Extracts from a graphics dataset >>

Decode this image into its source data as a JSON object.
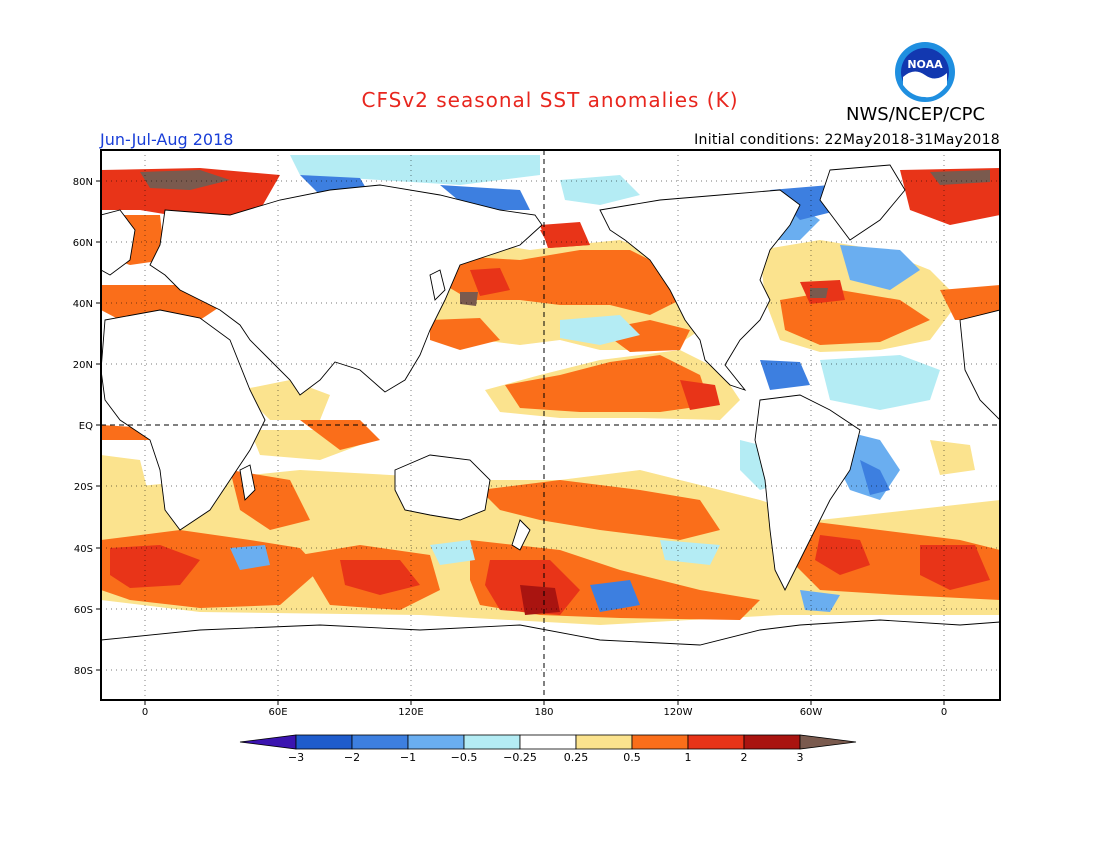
{
  "title": "CFSv2 seasonal SST anomalies (K)",
  "agency": "NWS/NCEP/CPC",
  "logo_text": "NOAA",
  "season": "Jun-Jul-Aug 2018",
  "initial_conditions": "Initial conditions: 22May2018-31May2018",
  "colors": {
    "title": "#e8261e",
    "season": "#1a3fd8",
    "land": "#ffffff",
    "neutral": "#ffffff"
  },
  "map": {
    "lat_labels": [
      "80N",
      "60N",
      "40N",
      "20N",
      "EQ",
      "20S",
      "40S",
      "60S",
      "80S"
    ],
    "lon_labels": [
      "0",
      "60E",
      "120E",
      "180",
      "120W",
      "60W",
      "0"
    ]
  },
  "legend": {
    "colors": [
      "#3b14b0",
      "#1f5ccc",
      "#3d7fe0",
      "#6aaef0",
      "#b4ecf4",
      "#ffffff",
      "#fbe38e",
      "#fa6e1a",
      "#e83418",
      "#a91410",
      "#7a5a4e"
    ],
    "labels": [
      "−3",
      "−2",
      "−1",
      "−0.5",
      "−0.25",
      "0.25",
      "0.5",
      "1",
      "2",
      "3"
    ]
  }
}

SET TASK >> Every entry above should be duplicated exactly. Do not include the images.

RESULT OF THE EXERCISE >>
Decode this image into its source data as a JSON object.
{
  "title": "CFSv2 seasonal SST anomalies (K)",
  "agency": "NWS/NCEP/CPC",
  "logo_text": "NOAA",
  "season": "Jun-Jul-Aug 2018",
  "initial_conditions": "Initial conditions: 22May2018-31May2018",
  "colors": {
    "title": "#e8261e",
    "season": "#1a3fd8",
    "land": "#ffffff",
    "neutral": "#ffffff"
  },
  "map": {
    "lat_labels": [
      "80N",
      "60N",
      "40N",
      "20N",
      "EQ",
      "20S",
      "40S",
      "60S",
      "80S"
    ],
    "lon_labels": [
      "0",
      "60E",
      "120E",
      "180",
      "120W",
      "60W",
      "0"
    ]
  },
  "legend": {
    "colors": [
      "#3b14b0",
      "#1f5ccc",
      "#3d7fe0",
      "#6aaef0",
      "#b4ecf4",
      "#ffffff",
      "#fbe38e",
      "#fa6e1a",
      "#e83418",
      "#a91410",
      "#7a5a4e"
    ],
    "labels": [
      "−3",
      "−2",
      "−1",
      "−0.5",
      "−0.25",
      "0.25",
      "0.5",
      "1",
      "2",
      "3"
    ]
  }
}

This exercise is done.